TASK DIRECTIONS: Pick out and copy every line below that has the word "improvements".

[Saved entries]

────────

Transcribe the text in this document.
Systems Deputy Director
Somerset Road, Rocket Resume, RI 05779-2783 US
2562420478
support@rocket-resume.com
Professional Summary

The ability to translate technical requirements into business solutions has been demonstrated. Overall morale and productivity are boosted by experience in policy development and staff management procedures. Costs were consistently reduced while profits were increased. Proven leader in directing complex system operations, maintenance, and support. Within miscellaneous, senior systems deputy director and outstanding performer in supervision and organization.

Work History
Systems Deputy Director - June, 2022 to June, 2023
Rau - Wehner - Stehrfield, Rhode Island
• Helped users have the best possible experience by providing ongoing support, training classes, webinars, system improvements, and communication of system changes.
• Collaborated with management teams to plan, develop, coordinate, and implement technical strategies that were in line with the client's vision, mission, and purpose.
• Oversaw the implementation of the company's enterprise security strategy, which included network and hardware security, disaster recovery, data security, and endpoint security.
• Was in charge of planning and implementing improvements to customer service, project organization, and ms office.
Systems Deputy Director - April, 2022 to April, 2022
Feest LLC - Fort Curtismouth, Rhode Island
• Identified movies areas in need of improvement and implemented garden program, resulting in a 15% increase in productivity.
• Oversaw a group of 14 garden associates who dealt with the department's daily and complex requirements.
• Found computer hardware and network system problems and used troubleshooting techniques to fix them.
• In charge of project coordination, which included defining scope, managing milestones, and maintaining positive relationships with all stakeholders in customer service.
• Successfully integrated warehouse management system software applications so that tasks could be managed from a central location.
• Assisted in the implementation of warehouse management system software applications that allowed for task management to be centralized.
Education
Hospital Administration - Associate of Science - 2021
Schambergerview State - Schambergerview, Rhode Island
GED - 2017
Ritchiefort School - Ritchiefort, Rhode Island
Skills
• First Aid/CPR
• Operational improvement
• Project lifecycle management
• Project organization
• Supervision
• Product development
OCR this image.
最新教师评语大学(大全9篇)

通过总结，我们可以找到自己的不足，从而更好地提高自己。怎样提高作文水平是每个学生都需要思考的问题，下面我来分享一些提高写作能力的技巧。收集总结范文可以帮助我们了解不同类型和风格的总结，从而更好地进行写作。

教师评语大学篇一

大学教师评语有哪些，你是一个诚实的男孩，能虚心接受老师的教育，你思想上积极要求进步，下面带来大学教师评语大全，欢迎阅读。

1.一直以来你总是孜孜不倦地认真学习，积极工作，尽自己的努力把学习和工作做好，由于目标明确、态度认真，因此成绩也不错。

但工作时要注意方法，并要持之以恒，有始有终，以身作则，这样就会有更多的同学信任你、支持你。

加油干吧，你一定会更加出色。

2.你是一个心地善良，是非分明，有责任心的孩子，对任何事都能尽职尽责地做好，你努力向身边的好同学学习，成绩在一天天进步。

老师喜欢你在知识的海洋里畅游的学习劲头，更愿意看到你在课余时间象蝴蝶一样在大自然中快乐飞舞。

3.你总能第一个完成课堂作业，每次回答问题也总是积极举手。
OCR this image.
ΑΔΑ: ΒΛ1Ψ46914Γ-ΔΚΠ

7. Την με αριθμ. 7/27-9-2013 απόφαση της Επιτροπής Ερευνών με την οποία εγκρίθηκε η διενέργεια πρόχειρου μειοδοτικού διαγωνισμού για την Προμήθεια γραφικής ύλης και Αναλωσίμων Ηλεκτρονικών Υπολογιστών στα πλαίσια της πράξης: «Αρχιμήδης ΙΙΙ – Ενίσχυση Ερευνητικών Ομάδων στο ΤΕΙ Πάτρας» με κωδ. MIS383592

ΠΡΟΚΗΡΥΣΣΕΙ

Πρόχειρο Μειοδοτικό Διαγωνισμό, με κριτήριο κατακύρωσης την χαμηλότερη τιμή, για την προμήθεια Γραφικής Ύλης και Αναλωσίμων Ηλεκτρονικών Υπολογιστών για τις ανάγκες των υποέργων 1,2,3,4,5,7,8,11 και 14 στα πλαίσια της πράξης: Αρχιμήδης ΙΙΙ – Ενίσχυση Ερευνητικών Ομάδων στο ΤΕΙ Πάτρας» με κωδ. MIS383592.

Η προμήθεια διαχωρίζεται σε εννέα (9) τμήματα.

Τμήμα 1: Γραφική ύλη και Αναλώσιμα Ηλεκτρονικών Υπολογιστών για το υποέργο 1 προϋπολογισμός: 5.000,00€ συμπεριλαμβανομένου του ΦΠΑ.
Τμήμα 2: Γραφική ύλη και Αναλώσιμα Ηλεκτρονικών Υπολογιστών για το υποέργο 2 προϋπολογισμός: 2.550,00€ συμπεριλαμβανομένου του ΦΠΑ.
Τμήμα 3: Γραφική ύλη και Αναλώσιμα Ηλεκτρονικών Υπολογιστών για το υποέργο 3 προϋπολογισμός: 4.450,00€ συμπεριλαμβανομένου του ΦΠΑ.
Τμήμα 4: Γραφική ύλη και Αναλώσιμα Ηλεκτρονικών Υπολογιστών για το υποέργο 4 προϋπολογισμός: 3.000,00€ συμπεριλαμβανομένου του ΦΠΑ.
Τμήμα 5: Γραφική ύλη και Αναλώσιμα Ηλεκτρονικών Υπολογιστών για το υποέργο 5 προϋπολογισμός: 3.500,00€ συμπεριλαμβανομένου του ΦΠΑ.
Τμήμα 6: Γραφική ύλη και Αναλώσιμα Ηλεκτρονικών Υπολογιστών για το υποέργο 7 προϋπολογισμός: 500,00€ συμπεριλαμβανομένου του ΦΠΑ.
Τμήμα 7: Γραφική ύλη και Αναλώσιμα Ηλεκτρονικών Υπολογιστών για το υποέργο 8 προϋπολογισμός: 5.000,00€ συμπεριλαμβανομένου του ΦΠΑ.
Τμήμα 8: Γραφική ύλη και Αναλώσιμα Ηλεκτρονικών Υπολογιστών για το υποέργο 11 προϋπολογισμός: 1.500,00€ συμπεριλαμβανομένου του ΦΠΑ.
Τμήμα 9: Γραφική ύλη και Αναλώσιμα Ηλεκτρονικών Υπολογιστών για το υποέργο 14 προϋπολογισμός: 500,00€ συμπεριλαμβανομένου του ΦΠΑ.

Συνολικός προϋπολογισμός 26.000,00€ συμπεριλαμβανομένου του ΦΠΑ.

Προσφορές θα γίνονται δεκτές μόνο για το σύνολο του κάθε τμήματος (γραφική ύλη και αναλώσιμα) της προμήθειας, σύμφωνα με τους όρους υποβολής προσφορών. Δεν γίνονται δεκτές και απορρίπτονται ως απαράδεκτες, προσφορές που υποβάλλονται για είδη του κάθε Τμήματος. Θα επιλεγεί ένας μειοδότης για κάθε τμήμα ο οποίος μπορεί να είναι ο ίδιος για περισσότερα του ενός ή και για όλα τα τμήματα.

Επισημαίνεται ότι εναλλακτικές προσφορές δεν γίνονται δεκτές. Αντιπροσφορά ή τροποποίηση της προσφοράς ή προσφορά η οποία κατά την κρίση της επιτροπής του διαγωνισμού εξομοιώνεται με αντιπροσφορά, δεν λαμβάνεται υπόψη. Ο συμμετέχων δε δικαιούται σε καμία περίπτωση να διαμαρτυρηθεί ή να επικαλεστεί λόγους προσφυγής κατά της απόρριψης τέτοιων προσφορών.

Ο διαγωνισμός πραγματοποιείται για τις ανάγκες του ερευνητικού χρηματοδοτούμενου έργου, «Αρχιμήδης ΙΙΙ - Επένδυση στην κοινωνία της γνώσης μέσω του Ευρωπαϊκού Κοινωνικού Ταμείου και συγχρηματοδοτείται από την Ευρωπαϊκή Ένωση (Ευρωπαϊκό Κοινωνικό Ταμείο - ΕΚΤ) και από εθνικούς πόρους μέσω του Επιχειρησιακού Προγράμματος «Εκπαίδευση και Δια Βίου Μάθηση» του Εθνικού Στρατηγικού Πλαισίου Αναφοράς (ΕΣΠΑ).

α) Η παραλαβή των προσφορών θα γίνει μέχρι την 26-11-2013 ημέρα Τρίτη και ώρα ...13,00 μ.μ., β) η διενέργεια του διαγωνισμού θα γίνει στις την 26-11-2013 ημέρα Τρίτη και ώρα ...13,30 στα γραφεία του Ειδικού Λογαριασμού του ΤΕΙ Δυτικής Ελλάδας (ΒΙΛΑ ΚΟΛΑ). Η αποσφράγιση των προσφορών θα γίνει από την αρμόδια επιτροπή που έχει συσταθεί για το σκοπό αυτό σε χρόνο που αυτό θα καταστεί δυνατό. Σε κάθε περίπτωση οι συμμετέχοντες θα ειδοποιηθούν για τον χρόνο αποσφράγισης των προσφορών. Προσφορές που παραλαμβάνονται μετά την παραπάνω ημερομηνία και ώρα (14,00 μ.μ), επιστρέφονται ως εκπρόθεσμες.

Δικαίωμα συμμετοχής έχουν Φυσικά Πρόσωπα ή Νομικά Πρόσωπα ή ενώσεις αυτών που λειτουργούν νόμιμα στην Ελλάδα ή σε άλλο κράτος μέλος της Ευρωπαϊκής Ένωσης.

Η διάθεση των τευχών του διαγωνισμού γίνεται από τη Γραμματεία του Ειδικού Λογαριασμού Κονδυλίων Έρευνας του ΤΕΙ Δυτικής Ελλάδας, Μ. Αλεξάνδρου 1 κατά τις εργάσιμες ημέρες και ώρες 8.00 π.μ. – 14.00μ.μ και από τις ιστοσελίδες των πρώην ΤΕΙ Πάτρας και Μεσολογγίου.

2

────────

TASK OUTPUT:
• Helped users have the best possible experience by providing ongoing support, training classes, webinars, system improvements, and communication of system changes.
• Was in charge of planning and implementing improvements to customer service, project organization, and ms office.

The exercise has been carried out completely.